WHAT THE TASK REQUIRES >> Could you output each line of the data that follows exactly?
--------------------------------------------------
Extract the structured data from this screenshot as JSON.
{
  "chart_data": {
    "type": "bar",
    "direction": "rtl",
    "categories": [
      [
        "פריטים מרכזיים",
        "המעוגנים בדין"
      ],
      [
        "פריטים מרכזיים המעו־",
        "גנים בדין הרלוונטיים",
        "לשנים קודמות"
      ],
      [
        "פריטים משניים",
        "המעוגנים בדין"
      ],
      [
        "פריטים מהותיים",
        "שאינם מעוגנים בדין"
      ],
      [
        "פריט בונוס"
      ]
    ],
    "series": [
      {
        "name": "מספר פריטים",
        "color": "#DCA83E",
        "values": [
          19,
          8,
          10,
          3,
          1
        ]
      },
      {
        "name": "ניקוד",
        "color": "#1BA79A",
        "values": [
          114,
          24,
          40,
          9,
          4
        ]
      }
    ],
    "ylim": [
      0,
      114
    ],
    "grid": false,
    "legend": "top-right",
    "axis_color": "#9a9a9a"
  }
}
--------------------------------------------------
PROBLEM SOLUTION >>
Extract the structured data from this screenshot as JSON.
{
  "chart_data": {
    "type": "bar",
    "direction": "rtl",
    "categories": [
      [
        "פריטים מרכזיים",
        "המעוגנים בדין"
      ],
      [
        "פריטים מרכזיים המעו־",
        "גנים בדין הרלוונטיים",
        "לשנים קודמות"
      ],
      [
        "פריטים משניים",
        "המעוגנים בדין"
      ],
      [
        "פריטים מהותיים",
        "שאינם מעוגנים בדין"
      ],
      [
        "פריט בונוס"
      ]
    ],
    "series": [
      {
        "name": "מספר פריטים",
        "color": "#DCA83E",
        "values": [
          19,
          8,
          10,
          3,
          1
        ]
      },
      {
        "name": "ניקוד",
        "color": "#1BA79A",
        "values": [
          114,
          24,
          40,
          9,
          4
        ]
      }
    ],
    "ylim": [
      0,
      114
    ],
    "grid": false,
    "legend": "top-right",
    "axis_color": "#9a9a9a"
  }
}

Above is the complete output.